___ EXTRACTED RECORDS ___

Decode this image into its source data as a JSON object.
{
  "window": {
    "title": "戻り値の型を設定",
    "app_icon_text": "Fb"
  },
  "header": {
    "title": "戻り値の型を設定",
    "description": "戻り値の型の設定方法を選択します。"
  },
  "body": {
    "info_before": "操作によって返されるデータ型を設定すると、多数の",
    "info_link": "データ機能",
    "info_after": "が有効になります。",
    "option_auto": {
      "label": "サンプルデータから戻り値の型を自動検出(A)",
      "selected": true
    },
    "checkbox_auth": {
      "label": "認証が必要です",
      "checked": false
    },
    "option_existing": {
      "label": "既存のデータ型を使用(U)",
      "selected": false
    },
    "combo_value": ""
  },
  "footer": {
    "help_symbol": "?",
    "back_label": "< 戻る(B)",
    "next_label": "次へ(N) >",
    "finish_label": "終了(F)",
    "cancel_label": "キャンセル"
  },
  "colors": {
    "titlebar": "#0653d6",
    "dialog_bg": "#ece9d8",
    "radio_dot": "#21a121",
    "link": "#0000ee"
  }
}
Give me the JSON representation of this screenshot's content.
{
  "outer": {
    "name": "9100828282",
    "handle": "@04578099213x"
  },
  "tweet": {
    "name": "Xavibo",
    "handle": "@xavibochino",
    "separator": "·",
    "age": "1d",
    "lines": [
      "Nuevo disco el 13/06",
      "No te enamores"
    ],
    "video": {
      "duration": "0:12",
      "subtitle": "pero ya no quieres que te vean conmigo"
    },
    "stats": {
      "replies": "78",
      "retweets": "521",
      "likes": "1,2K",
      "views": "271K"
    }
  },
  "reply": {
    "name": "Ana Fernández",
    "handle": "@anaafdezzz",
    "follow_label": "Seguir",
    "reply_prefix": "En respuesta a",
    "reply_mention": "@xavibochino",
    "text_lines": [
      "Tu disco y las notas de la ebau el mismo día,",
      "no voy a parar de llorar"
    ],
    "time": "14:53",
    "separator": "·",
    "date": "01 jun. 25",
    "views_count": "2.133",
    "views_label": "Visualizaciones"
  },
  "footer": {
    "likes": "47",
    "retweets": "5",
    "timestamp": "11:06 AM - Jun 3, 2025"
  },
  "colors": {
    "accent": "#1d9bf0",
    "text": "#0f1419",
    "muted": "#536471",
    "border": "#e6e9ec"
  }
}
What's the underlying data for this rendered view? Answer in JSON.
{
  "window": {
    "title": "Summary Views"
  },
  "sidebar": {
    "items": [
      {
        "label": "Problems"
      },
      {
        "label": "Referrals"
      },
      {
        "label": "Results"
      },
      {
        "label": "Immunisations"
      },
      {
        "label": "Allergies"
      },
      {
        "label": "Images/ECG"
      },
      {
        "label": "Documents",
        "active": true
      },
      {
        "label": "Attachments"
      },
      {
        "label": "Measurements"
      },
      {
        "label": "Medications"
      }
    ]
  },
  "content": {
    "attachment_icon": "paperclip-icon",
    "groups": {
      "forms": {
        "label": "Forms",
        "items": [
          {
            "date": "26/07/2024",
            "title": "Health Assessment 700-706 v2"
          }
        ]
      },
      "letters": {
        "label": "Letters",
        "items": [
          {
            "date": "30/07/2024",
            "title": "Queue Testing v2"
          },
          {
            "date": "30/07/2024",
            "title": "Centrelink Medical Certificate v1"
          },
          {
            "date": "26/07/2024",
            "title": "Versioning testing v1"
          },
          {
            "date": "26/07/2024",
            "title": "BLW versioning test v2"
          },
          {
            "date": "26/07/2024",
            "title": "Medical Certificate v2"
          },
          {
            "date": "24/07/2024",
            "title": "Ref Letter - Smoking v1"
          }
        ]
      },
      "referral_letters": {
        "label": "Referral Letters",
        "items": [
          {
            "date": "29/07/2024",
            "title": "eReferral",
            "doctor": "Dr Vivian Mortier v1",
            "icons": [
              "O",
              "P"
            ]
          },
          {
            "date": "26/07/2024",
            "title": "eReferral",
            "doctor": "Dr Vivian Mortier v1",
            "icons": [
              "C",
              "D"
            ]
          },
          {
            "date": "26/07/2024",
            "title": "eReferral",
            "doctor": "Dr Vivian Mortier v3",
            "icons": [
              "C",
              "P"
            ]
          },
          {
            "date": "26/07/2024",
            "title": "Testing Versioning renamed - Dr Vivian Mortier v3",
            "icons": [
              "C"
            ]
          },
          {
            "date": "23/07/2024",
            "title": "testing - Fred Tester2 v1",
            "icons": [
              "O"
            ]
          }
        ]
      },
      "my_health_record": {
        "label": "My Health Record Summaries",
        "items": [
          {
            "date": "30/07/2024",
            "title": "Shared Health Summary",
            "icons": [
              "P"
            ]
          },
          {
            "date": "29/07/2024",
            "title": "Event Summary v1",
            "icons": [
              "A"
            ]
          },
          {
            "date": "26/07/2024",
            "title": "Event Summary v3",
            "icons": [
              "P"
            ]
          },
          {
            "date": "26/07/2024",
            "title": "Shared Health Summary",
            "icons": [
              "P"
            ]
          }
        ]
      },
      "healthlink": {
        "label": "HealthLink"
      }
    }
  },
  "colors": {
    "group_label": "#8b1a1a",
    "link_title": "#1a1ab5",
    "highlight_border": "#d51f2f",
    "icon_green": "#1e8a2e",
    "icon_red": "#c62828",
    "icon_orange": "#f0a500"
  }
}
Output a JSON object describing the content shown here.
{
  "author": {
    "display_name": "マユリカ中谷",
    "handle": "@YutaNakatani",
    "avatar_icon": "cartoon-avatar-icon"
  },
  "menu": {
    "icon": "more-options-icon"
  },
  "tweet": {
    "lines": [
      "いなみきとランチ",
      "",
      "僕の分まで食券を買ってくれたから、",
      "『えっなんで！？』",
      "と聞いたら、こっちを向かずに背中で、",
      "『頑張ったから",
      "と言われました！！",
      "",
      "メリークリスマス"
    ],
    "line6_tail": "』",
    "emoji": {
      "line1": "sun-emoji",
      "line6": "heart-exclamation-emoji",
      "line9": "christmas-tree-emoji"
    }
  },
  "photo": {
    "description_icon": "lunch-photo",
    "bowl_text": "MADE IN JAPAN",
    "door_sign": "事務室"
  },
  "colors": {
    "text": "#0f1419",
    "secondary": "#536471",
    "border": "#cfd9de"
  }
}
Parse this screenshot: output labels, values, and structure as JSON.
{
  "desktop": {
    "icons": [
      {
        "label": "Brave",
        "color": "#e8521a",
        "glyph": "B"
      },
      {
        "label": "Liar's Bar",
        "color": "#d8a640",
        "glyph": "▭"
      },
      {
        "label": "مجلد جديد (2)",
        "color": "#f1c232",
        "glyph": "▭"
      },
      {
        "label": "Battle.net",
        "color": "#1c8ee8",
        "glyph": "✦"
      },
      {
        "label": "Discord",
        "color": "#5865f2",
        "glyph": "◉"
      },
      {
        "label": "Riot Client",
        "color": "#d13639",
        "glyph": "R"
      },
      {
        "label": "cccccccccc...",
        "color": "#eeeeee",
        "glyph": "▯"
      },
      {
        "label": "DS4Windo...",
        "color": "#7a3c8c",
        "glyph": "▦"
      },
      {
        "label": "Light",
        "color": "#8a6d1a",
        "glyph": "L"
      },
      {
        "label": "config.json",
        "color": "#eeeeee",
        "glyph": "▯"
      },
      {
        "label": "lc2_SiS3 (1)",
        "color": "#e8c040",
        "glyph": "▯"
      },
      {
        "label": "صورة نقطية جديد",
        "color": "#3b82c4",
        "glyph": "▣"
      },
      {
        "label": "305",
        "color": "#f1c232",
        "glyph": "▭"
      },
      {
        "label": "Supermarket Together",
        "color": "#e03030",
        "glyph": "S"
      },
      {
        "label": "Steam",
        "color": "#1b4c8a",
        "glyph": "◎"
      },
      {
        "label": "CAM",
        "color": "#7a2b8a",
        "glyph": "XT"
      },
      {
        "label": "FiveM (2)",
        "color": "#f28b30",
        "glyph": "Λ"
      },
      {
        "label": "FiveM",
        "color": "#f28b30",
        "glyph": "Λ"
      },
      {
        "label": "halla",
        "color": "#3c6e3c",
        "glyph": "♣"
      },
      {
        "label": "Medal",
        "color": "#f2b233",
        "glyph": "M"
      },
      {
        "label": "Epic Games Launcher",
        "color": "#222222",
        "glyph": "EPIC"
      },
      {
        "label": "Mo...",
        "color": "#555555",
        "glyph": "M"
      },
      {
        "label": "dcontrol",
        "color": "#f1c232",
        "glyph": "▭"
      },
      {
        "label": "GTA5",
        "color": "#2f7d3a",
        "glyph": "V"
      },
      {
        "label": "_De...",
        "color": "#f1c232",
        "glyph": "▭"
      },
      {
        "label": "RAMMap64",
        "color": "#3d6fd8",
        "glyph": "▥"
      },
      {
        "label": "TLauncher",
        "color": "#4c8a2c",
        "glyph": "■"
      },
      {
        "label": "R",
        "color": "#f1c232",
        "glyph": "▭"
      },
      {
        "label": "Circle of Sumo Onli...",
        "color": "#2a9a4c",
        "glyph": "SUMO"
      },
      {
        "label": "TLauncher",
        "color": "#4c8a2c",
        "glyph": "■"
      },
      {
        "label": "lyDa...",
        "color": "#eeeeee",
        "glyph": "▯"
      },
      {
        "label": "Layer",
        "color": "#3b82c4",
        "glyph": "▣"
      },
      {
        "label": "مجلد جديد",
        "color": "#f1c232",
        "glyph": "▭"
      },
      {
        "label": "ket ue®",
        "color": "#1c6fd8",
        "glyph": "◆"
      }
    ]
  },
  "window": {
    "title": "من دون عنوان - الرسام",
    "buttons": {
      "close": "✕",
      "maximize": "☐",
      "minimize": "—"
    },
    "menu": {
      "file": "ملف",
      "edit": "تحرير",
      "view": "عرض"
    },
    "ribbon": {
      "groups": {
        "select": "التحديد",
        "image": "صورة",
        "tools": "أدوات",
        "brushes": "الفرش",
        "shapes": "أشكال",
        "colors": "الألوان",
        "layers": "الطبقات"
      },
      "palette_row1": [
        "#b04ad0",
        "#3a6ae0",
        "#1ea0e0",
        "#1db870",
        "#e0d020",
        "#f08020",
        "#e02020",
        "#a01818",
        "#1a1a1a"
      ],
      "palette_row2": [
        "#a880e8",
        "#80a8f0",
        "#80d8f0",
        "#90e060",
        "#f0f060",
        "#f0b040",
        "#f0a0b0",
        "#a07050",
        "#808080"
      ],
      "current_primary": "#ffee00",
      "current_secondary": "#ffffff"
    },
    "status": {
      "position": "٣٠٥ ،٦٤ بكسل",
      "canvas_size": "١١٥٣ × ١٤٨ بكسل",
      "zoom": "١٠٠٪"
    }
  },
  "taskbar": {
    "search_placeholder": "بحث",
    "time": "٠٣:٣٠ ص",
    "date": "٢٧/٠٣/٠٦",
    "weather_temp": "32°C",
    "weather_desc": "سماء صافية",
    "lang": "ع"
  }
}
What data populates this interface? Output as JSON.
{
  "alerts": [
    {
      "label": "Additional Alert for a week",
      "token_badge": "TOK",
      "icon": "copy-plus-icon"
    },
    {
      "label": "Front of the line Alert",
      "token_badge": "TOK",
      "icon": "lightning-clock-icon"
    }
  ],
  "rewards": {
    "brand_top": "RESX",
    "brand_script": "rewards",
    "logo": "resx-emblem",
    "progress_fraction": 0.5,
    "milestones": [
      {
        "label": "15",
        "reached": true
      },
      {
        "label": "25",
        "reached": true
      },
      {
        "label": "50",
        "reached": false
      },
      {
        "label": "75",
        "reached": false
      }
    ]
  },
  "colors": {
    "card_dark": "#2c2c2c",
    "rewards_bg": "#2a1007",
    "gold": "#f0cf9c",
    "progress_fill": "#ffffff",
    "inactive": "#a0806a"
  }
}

___

* [WHAT IS ASKED] Select and copy every line from the records that includes the word "photo".

* [WORKED ANSWER]
  "photo": {
    "description_icon": "lunch-photo",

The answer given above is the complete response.